*Problem details*. Copy out all lines that hold "text".

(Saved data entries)
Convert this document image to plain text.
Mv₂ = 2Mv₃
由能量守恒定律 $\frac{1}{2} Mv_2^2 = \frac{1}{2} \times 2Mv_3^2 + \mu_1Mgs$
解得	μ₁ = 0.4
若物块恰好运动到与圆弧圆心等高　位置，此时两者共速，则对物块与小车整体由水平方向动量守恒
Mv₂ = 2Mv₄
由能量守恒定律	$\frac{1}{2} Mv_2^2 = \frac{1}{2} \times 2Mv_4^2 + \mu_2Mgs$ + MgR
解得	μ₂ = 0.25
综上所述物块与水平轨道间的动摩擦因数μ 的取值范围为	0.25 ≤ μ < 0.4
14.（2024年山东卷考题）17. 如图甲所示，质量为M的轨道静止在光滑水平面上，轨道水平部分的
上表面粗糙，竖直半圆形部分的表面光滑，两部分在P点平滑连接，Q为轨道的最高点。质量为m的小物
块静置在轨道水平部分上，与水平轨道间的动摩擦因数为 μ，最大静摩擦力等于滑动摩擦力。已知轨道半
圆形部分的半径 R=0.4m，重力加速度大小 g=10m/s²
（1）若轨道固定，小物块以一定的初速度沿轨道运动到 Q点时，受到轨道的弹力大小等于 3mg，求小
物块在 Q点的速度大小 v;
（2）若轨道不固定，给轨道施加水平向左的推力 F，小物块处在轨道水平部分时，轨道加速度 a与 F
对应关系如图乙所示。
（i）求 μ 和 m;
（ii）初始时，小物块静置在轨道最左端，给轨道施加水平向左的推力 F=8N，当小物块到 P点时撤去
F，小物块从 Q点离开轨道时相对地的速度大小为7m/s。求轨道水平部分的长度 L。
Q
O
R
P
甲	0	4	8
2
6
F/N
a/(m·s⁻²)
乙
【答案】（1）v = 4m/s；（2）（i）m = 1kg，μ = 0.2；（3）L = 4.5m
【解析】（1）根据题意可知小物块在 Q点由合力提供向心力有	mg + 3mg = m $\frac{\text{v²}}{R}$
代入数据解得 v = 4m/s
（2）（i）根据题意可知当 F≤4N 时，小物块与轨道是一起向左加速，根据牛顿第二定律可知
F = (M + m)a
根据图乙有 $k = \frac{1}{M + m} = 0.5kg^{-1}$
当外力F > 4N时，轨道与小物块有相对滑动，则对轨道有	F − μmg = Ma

*Exercise solution*.
Convert this document image to plain text.
【解析】（1）根据题意可知小物块在 Q点由合力提供向心力有	mg + 3mg = m $\frac{\text{v²}}{R}$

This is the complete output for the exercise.